Return all lines that include the string "screenshot".

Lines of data
★ ★ ★
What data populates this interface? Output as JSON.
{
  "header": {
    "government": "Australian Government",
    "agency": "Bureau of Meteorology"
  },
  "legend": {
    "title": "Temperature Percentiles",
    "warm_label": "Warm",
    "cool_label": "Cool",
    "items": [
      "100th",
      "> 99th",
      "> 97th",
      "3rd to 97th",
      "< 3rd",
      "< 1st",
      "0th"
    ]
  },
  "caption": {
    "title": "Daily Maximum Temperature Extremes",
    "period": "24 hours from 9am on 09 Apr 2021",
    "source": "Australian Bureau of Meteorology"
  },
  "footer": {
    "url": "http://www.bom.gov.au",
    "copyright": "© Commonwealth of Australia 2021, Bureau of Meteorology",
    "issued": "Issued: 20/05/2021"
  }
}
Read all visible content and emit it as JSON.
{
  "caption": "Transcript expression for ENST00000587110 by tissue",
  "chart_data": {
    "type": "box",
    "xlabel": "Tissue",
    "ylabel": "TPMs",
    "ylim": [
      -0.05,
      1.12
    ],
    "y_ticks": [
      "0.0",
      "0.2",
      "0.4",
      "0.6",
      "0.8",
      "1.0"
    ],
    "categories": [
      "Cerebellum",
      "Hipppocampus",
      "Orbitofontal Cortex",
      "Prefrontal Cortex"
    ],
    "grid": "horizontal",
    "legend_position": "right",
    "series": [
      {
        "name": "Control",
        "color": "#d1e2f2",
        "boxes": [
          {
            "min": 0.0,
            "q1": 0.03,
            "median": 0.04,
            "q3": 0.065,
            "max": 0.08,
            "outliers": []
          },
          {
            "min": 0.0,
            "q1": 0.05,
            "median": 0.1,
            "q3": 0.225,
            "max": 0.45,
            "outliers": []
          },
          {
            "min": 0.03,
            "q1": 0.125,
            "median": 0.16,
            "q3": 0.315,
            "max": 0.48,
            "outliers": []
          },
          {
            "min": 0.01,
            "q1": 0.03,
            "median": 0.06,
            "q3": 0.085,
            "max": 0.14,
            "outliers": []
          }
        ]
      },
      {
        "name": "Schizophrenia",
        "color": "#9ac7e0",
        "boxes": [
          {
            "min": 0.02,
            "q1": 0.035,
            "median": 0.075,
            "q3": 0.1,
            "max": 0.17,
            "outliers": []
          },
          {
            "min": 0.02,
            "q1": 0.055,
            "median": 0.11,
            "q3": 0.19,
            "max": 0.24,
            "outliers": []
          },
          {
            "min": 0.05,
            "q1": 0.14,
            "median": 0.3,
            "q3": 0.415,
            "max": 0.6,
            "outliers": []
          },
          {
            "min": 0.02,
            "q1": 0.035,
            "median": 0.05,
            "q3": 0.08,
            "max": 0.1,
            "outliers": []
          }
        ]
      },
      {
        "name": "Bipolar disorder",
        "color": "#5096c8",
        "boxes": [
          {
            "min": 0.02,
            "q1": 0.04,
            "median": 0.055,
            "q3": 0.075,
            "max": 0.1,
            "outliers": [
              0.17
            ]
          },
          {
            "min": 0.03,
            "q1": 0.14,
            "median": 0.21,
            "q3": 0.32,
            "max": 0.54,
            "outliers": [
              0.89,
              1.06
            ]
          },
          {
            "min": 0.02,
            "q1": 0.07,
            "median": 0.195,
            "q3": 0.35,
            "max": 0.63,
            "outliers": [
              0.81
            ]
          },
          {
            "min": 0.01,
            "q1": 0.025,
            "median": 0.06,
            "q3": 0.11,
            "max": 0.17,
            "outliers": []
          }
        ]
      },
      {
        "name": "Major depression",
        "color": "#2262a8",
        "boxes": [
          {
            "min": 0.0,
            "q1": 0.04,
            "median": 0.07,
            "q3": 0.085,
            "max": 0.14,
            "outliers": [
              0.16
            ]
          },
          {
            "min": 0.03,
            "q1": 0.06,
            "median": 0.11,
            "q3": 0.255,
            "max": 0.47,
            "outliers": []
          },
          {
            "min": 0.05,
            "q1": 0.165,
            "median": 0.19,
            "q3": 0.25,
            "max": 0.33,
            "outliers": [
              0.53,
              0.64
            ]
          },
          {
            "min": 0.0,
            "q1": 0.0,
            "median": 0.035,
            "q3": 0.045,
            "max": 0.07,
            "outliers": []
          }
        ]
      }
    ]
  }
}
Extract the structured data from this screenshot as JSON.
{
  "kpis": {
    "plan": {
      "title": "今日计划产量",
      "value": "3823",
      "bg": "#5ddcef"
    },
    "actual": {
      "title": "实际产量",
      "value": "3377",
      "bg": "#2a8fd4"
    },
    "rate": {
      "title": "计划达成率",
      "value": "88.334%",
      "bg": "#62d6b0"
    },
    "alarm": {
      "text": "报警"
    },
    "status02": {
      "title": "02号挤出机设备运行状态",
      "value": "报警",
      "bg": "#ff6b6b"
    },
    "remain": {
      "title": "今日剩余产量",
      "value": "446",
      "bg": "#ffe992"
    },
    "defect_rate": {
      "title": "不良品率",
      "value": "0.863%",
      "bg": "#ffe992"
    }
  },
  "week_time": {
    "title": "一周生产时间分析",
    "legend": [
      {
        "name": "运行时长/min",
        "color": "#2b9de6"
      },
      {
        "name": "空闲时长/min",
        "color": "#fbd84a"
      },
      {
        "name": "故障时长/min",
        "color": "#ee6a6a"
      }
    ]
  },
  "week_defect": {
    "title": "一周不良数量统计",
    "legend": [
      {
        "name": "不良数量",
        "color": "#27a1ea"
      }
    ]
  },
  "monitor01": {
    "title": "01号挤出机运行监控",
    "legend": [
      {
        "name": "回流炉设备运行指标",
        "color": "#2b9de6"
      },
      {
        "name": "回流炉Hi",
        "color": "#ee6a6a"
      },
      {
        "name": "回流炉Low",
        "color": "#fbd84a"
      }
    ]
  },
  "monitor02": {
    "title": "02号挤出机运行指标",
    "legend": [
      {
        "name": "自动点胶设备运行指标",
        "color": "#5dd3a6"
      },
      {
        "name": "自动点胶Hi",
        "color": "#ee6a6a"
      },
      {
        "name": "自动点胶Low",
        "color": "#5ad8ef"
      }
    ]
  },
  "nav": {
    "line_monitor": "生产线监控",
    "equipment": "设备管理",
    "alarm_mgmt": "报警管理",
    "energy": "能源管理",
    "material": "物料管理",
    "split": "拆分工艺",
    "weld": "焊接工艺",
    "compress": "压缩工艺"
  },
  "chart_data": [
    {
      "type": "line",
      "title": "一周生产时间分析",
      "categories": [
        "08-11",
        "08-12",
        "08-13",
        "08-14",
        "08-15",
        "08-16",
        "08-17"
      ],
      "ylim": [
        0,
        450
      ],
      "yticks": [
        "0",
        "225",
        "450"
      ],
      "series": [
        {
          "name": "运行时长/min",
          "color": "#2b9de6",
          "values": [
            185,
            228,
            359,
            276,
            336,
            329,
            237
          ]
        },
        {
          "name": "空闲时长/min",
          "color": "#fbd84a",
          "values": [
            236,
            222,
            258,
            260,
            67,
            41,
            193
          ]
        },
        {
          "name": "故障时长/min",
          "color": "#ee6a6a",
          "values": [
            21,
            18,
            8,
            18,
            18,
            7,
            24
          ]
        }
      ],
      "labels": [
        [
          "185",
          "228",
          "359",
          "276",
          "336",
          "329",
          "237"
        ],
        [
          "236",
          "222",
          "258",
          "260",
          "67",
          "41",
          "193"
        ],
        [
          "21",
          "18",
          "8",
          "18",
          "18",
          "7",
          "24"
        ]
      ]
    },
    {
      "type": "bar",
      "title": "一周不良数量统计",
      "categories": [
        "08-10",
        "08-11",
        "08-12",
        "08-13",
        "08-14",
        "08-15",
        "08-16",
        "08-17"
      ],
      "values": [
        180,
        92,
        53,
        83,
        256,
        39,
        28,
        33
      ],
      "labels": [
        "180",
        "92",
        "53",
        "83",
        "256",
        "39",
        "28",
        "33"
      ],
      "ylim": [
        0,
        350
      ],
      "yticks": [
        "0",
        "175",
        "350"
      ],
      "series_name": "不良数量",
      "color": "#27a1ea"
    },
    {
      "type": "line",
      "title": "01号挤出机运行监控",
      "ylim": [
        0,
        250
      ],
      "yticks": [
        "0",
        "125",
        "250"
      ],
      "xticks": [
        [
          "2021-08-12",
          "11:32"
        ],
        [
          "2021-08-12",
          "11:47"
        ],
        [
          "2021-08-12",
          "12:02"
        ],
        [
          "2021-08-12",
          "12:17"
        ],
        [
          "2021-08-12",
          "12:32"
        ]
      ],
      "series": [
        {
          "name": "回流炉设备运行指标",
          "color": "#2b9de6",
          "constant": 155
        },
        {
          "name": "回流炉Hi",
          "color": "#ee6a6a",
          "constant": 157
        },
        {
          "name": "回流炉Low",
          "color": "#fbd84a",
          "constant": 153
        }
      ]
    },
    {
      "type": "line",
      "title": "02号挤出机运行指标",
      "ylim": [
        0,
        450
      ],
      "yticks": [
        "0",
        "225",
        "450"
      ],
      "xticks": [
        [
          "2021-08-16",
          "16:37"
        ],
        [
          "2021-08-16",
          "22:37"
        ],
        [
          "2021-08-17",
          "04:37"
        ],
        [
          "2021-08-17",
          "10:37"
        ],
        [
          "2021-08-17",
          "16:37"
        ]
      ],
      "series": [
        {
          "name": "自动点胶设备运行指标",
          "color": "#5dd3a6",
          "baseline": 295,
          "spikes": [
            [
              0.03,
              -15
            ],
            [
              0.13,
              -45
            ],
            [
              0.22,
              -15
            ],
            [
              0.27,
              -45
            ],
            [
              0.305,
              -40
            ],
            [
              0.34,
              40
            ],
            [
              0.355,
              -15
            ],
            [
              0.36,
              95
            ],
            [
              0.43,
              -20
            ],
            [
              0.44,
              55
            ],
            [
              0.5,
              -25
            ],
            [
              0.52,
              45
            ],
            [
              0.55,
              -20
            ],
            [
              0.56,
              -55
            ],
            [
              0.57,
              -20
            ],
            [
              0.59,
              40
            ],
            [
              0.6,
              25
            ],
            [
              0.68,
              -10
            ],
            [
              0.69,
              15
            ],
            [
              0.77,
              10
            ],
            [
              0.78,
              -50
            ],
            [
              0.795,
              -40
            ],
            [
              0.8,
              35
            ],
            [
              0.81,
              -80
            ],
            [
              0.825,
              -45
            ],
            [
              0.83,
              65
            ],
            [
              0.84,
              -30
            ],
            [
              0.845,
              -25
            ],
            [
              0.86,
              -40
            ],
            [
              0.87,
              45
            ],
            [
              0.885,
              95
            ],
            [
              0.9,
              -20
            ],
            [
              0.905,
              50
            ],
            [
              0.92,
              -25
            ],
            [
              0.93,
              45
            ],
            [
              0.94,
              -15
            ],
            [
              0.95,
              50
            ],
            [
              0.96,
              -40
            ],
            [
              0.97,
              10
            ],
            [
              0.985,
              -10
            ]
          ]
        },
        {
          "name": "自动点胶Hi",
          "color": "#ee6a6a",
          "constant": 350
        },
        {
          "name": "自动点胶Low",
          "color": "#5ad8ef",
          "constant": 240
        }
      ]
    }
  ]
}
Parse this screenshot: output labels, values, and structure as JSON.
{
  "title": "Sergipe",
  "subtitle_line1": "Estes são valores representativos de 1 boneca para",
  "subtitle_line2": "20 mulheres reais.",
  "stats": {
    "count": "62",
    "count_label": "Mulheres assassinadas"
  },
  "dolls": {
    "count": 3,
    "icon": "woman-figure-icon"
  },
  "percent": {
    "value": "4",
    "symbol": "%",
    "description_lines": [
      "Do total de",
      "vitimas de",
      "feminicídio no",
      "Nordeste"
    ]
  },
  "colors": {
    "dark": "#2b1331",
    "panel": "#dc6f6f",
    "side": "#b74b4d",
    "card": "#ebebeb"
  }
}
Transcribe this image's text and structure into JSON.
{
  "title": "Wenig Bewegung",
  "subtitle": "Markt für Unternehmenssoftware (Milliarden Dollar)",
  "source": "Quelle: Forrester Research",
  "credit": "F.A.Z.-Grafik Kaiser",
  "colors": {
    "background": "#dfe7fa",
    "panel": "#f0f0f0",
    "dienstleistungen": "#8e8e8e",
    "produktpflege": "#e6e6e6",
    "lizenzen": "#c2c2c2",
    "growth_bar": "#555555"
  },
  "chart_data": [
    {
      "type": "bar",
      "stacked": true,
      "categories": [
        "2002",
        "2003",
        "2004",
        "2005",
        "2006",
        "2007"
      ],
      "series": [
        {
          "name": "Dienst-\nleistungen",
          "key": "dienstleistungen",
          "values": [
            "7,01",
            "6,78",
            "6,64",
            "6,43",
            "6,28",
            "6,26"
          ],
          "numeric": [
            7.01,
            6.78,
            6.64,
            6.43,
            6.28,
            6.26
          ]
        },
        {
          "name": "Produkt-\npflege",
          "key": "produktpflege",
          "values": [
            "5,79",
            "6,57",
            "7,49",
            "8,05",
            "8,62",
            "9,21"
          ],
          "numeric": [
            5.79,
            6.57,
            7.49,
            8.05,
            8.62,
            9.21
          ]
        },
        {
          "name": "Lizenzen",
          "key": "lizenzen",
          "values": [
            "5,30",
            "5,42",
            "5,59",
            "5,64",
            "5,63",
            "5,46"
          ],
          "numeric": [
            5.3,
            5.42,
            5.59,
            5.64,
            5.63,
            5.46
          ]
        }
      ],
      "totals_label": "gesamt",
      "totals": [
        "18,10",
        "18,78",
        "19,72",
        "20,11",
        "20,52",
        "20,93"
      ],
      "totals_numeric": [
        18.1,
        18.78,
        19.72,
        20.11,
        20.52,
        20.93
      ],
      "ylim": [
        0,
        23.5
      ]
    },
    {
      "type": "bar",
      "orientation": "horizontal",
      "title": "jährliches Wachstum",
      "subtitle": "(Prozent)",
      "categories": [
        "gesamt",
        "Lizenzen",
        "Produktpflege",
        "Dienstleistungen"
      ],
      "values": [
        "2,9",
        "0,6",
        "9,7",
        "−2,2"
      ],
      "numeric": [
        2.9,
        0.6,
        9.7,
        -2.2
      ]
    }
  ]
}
★ ★ ★
| Final result |
Extract the structured data from this screenshot as JSON.
Parse this screenshot: output labels, values, and structure as JSON.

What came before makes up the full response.